WHAT TO DO
Return each line that holds the word "Tipi".

RECORDED INFORMATION
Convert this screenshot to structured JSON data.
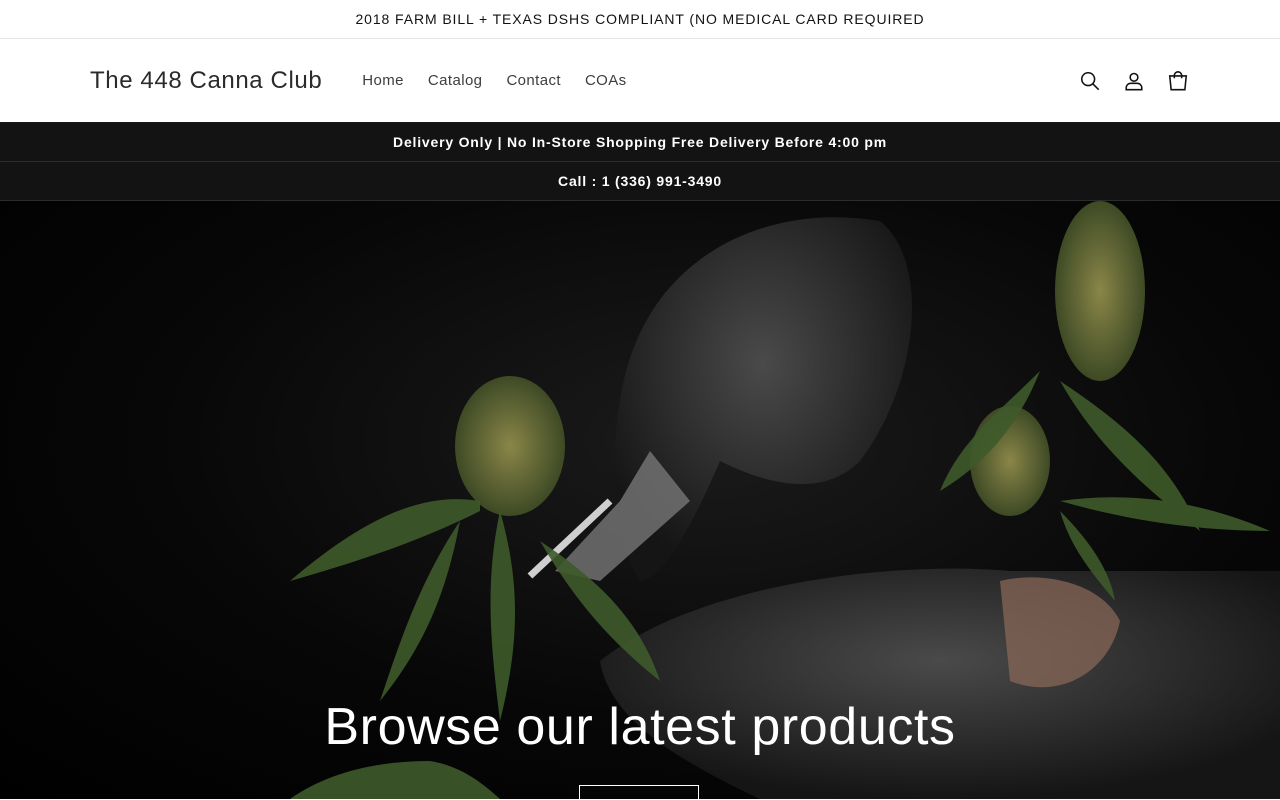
{
  "announcement": {
    "text": "2018 FARM BILL + TEXAS DSHS COMPLIANT (NO MEDICAL CARD REQUIRED"
  },
  "header": {
    "logo": "The 448 Canna Club",
    "nav": [
      {
        "label": "Home"
      },
      {
        "label": "Catalog"
      },
      {
        "label": "Contact"
      },
      {
        "label": "COAs"
      }
    ],
    "icons": [
      "search-icon",
      "account-icon",
      "cart-icon"
    ]
  },
  "info_bars": {
    "delivery": "Delivery Only | No In-Store Shopping Free Delivery Before 4:00 pm",
    "phone": "Call : 1 (336) 991-3490"
  },
  "hero": {
    "title": "Browse our latest products",
    "button_label": ""
  },
  "colors": {
    "bar_bg": "#131313",
    "hero_bg": "#000000",
    "text": "#121212"
  }
}
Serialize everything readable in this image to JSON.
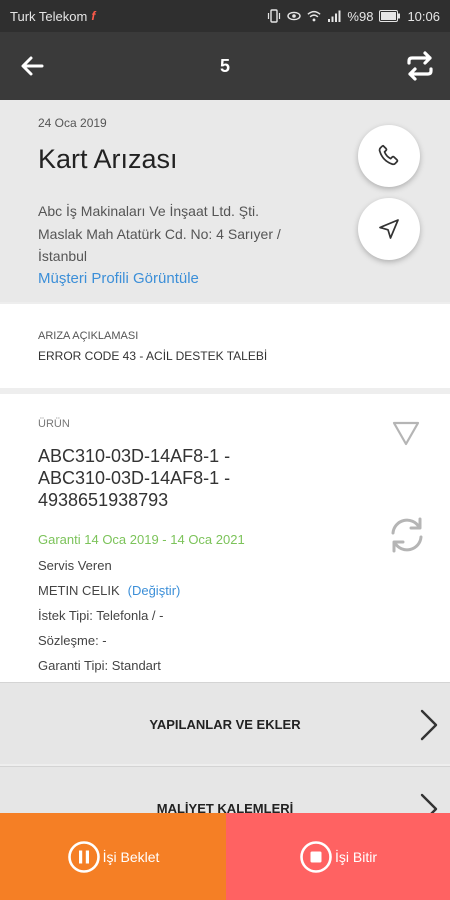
{
  "status_bar": {
    "carrier": "Turk Telekom",
    "carrier_mark": "f",
    "battery": "%98",
    "time": "10:06"
  },
  "app_bar": {
    "title": "5",
    "back_icon": "arrow-left-icon",
    "action_icon": "swap-icon"
  },
  "header": {
    "date": "24 Oca 2019",
    "title": "Kart Arızası",
    "company": "Abc İş Makinaları Ve İnşaat Ltd. Şti.",
    "address_line1": "Maslak Mah Atatürk  Cd. No: 4 Sarıyer /",
    "address_line2": "İstanbul",
    "profile_link": "Müşteri Profili Görüntüle"
  },
  "fault": {
    "label": "ARIZA AÇIKLAMASI",
    "value": "ERROR CODE 43 - ACİL DESTEK TALEBİ"
  },
  "product": {
    "label": "ÜRÜN",
    "code_line1": "ABC310-03D-14AF8-1 -",
    "code_line2": "ABC310-03D-14AF8-1 -",
    "code_line3": "4938651938793",
    "warranty": "Garanti 14 Oca 2019 - 14 Oca 2021",
    "service_label": "Servis Veren",
    "technician": "METIN CELIK",
    "change_link": "(Değiştir)",
    "request_type": "İstek Tipi: Telefonla / -",
    "contract": "Sözleşme:  -",
    "warranty_type": "Garanti Tipi: Standart"
  },
  "sections": [
    {
      "label": "YAPILANLAR VE EKLER"
    },
    {
      "label": "MALİYET KALEMLERİ"
    }
  ],
  "bottom": {
    "pause_label": "İşi Beklet",
    "finish_label": "İşi Bitir"
  },
  "colors": {
    "app_bar": "#3a3a3a",
    "link": "#3c8fd8",
    "warranty": "#7cc35a",
    "pause": "#f57f25",
    "finish": "#ff6262"
  }
}
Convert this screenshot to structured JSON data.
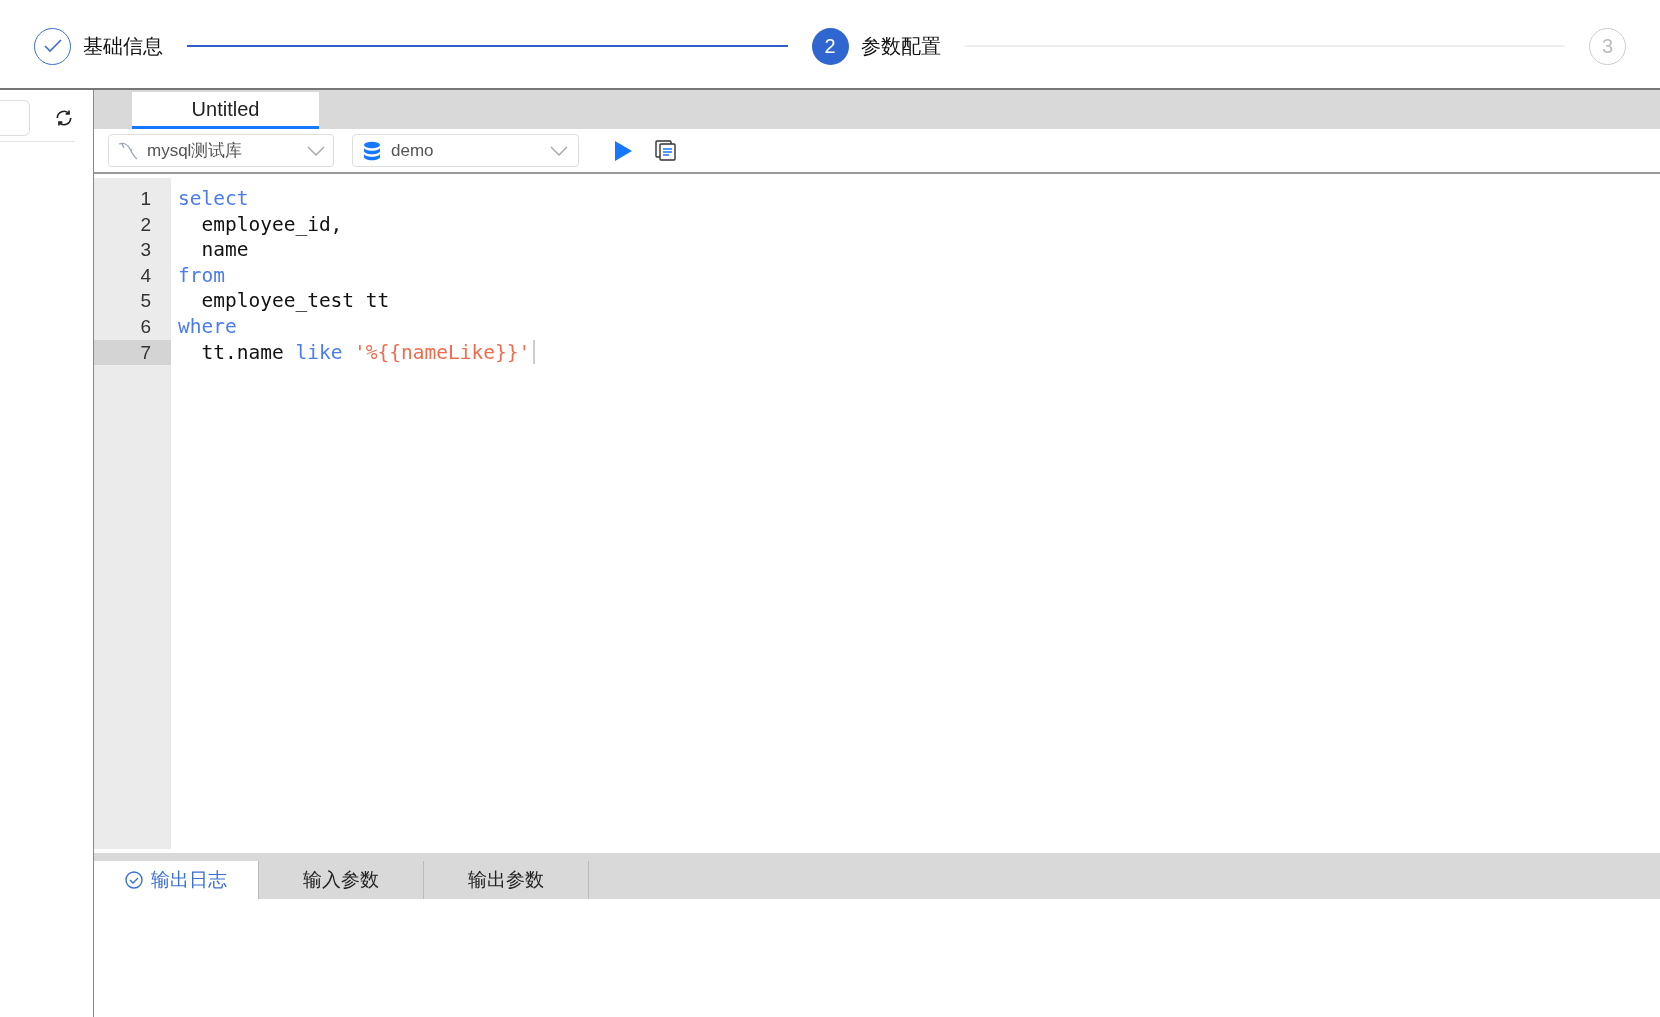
{
  "steps": [
    {
      "label": "基础信息",
      "kind": "done"
    },
    {
      "label": "参数配置",
      "number": "2",
      "kind": "current"
    },
    {
      "number": "3",
      "kind": "waiting"
    }
  ],
  "editor_tabs": [
    {
      "label": "Untitled",
      "selected": true
    }
  ],
  "toolbar": {
    "datasource": "mysql测试库",
    "database": "demo"
  },
  "code_lines": [
    {
      "number": "1",
      "active": false,
      "tokens": [
        {
          "kind": "keyword",
          "text": "select"
        }
      ]
    },
    {
      "number": "2",
      "active": false,
      "tokens": [
        {
          "kind": "plain",
          "text": "  employee_id,"
        }
      ]
    },
    {
      "number": "3",
      "active": false,
      "tokens": [
        {
          "kind": "plain",
          "text": "  name"
        }
      ]
    },
    {
      "number": "4",
      "active": false,
      "tokens": [
        {
          "kind": "keyword",
          "text": "from"
        }
      ]
    },
    {
      "number": "5",
      "active": false,
      "tokens": [
        {
          "kind": "plain",
          "text": "  employee_test tt"
        }
      ]
    },
    {
      "number": "6",
      "active": false,
      "tokens": [
        {
          "kind": "keyword",
          "text": "where"
        }
      ]
    },
    {
      "number": "7",
      "active": true,
      "tokens": [
        {
          "kind": "plain",
          "text": "  tt.name "
        },
        {
          "kind": "keyword",
          "text": "like "
        },
        {
          "kind": "string",
          "text": "'%{{nameLike}}'"
        }
      ]
    }
  ],
  "result_tabs": [
    {
      "label": "输出日志",
      "selected": true
    },
    {
      "label": "输入参数",
      "selected": false
    },
    {
      "label": "输出参数",
      "selected": false
    }
  ]
}
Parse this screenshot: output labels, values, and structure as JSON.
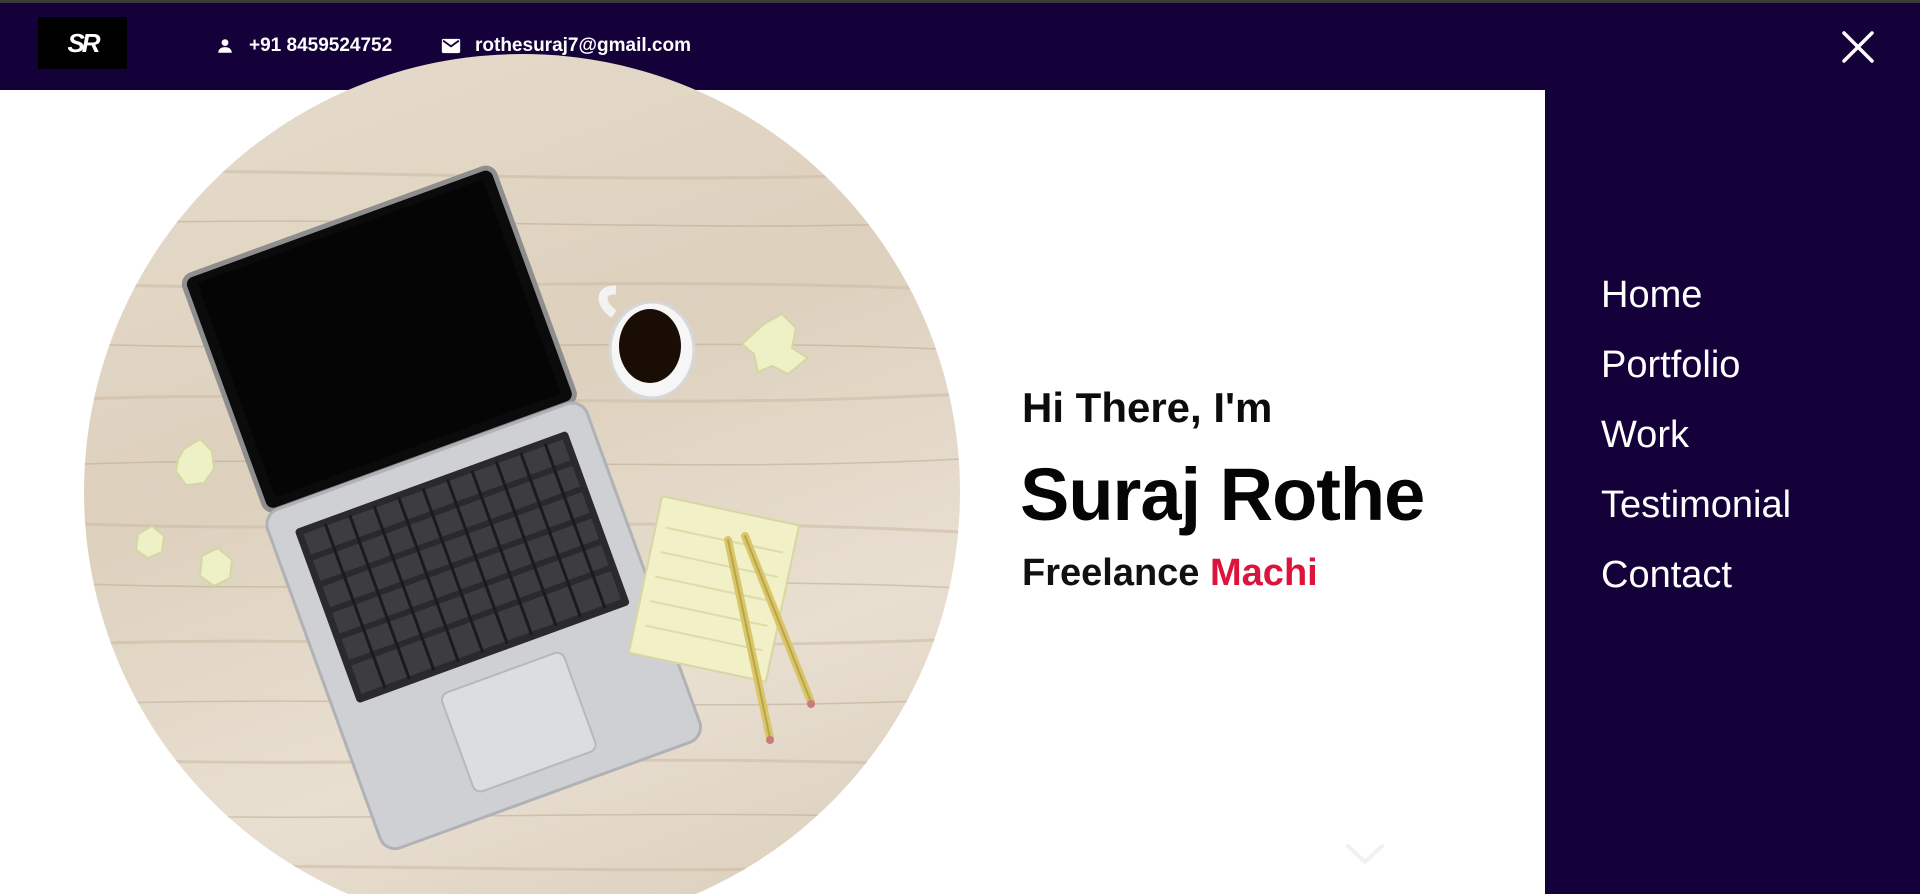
{
  "header": {
    "logo_text": "SR",
    "phone": "+91 8459524752",
    "email": "rothesuraj7@gmail.com",
    "phone_icon": "person-icon",
    "email_icon": "mail-icon",
    "close_icon": "close-icon"
  },
  "hero": {
    "greeting": "Hi There, I'm",
    "name": "Suraj Rothe",
    "role_prefix": "Freelance",
    "role_accent": "Machi",
    "image_alt": "laptop-coffee-desk-photo"
  },
  "menu": {
    "items": [
      {
        "label": "Home"
      },
      {
        "label": "Portfolio"
      },
      {
        "label": "Work"
      },
      {
        "label": "Testimonial"
      },
      {
        "label": "Contact"
      }
    ]
  },
  "colors": {
    "nav_bg": "#15013a",
    "accent": "#dc143c",
    "text_dark": "#050505"
  }
}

THE RESULT
    "request_type": "İstek Tipi: Telefonla / -",
    "warranty_type": "Garanti Tipi: Standart"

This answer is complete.